#### Aim
Quote the data below in full, please, without altering anything.

#### Input rows
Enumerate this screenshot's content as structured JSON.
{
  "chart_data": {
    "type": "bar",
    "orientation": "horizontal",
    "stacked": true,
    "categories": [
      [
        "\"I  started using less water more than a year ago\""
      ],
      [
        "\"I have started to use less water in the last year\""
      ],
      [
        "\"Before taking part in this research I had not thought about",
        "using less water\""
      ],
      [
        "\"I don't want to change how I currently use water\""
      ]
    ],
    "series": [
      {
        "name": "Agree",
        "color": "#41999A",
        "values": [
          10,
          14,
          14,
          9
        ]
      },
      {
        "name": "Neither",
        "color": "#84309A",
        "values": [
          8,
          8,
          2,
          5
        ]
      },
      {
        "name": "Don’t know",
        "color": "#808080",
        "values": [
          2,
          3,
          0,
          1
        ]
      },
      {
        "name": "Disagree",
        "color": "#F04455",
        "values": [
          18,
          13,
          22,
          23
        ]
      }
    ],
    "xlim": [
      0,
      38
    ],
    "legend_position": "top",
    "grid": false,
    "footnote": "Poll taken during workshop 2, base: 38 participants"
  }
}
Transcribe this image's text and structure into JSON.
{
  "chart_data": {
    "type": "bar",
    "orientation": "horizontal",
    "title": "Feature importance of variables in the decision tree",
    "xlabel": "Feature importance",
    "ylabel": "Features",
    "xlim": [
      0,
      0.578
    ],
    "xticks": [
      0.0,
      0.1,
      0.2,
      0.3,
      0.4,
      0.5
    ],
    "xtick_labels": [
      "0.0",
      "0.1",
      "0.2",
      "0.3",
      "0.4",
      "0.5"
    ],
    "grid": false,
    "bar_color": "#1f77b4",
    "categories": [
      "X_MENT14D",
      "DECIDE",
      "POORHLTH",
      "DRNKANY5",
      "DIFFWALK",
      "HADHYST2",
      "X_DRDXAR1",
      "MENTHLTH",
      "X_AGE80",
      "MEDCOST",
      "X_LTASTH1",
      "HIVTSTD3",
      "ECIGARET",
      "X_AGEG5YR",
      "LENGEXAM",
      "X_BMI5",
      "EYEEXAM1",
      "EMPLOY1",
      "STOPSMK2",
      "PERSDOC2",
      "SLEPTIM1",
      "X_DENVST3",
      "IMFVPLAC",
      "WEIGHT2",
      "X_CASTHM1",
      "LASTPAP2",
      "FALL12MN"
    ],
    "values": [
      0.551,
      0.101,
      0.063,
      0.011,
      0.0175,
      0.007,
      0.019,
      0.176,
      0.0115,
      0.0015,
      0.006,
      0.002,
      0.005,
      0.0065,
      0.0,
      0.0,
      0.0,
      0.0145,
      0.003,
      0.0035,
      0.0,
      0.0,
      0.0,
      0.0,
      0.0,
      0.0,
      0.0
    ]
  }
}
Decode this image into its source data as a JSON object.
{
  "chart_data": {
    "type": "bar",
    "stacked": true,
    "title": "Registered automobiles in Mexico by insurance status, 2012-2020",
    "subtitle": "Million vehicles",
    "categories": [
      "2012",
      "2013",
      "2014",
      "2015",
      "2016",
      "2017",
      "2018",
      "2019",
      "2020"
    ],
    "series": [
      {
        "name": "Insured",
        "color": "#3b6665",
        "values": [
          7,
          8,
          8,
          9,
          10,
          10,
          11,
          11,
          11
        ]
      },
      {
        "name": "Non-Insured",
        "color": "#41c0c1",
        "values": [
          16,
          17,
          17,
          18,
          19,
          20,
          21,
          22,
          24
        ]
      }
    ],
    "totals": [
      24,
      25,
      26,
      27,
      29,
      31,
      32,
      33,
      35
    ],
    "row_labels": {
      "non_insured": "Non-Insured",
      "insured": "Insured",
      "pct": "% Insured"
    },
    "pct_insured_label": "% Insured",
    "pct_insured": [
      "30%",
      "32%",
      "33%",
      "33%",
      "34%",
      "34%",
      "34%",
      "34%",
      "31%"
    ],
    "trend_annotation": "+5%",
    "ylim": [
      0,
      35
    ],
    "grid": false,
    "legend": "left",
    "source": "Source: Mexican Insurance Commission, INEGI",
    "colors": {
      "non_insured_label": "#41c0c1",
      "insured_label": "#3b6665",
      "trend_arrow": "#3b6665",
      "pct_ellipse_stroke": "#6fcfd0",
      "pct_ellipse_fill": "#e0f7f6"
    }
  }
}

#### Correct answer
Enumerate this screenshot's content as structured JSON.
{
  "chart_data": {
    "type": "bar",
    "orientation": "horizontal",
    "stacked": true,
    "categories": [
      [
        "\"I  started using less water more than a year ago\""
      ],
      [
        "\"I have started to use less water in the last year\""
      ],
      [
        "\"Before taking part in this research I had not thought about",
        "using less water\""
      ],
      [
        "\"I don't want to change how I currently use water\""
      ]
    ],
    "series": [
      {
        "name": "Agree",
        "color": "#41999A",
        "values": [
          10,
          14,
          14,
          9
        ]
      },
      {
        "name": "Neither",
        "color": "#84309A",
        "values": [
          8,
          8,
          2,
          5
        ]
      },
      {
        "name": "Don’t know",
        "color": "#808080",
        "values": [
          2,
          3,
          0,
          1
        ]
      },
      {
        "name": "Disagree",
        "color": "#F04455",
        "values": [
          18,
          13,
          22,
          23
        ]
      }
    ],
    "xlim": [
      0,
      38
    ],
    "legend_position": "top",
    "grid": false,
    "footnote": "Poll taken during workshop 2, base: 38 participants"
  }
}
Transcribe this image's text and structure into JSON.
{
  "chart_data": {
    "type": "bar",
    "orientation": "horizontal",
    "title": "Feature importance of variables in the decision tree",
    "xlabel": "Feature importance",
    "ylabel": "Features",
    "xlim": [
      0,
      0.578
    ],
    "xticks": [
      0.0,
      0.1,
      0.2,
      0.3,
      0.4,
      0.5
    ],
    "xtick_labels": [
      "0.0",
      "0.1",
      "0.2",
      "0.3",
      "0.4",
      "0.5"
    ],
    "grid": false,
    "bar_color": "#1f77b4",
    "categories": [
      "X_MENT14D",
      "DECIDE",
      "POORHLTH",
      "DRNKANY5",
      "DIFFWALK",
      "HADHYST2",
      "X_DRDXAR1",
      "MENTHLTH",
      "X_AGE80",
      "MEDCOST",
      "X_LTASTH1",
      "HIVTSTD3",
      "ECIGARET",
      "X_AGEG5YR",
      "LENGEXAM",
      "X_BMI5",
      "EYEEXAM1",
      "EMPLOY1",
      "STOPSMK2",
      "PERSDOC2",
      "SLEPTIM1",
      "X_DENVST3",
      "IMFVPLAC",
      "WEIGHT2",
      "X_CASTHM1",
      "LASTPAP2",
      "FALL12MN"
    ],
    "values": [
      0.551,
      0.101,
      0.063,
      0.011,
      0.0175,
      0.007,
      0.019,
      0.176,
      0.0115,
      0.0015,
      0.006,
      0.002,
      0.005,
      0.0065,
      0.0,
      0.0,
      0.0,
      0.0145,
      0.003,
      0.0035,
      0.0,
      0.0,
      0.0,
      0.0,
      0.0,
      0.0,
      0.0
    ]
  }
}
Decode this image into its source data as a JSON object.
{
  "chart_data": {
    "type": "bar",
    "stacked": true,
    "title": "Registered automobiles in Mexico by insurance status, 2012-2020",
    "subtitle": "Million vehicles",
    "categories": [
      "2012",
      "2013",
      "2014",
      "2015",
      "2016",
      "2017",
      "2018",
      "2019",
      "2020"
    ],
    "series": [
      {
        "name": "Insured",
        "color": "#3b6665",
        "values": [
          7,
          8,
          8,
          9,
          10,
          10,
          11,
          11,
          11
        ]
      },
      {
        "name": "Non-Insured",
        "color": "#41c0c1",
        "values": [
          16,
          17,
          17,
          18,
          19,
          20,
          21,
          22,
          24
        ]
      }
    ],
    "totals": [
      24,
      25,
      26,
      27,
      29,
      31,
      32,
      33,
      35
    ],
    "row_labels": {
      "non_insured": "Non-Insured",
      "insured": "Insured",
      "pct": "% Insured"
    },
    "pct_insured_label": "% Insured",
    "pct_insured": [
      "30%",
      "32%",
      "33%",
      "33%",
      "34%",
      "34%",
      "34%",
      "34%",
      "31%"
    ],
    "trend_annotation": "+5%",
    "ylim": [
      0,
      35
    ],
    "grid": false,
    "legend": "left",
    "source": "Source: Mexican Insurance Commission, INEGI",
    "colors": {
      "non_insured_label": "#41c0c1",
      "insured_label": "#3b6665",
      "trend_arrow": "#3b6665",
      "pct_ellipse_stroke": "#6fcfd0",
      "pct_ellipse_fill": "#e0f7f6"
    }
  }
}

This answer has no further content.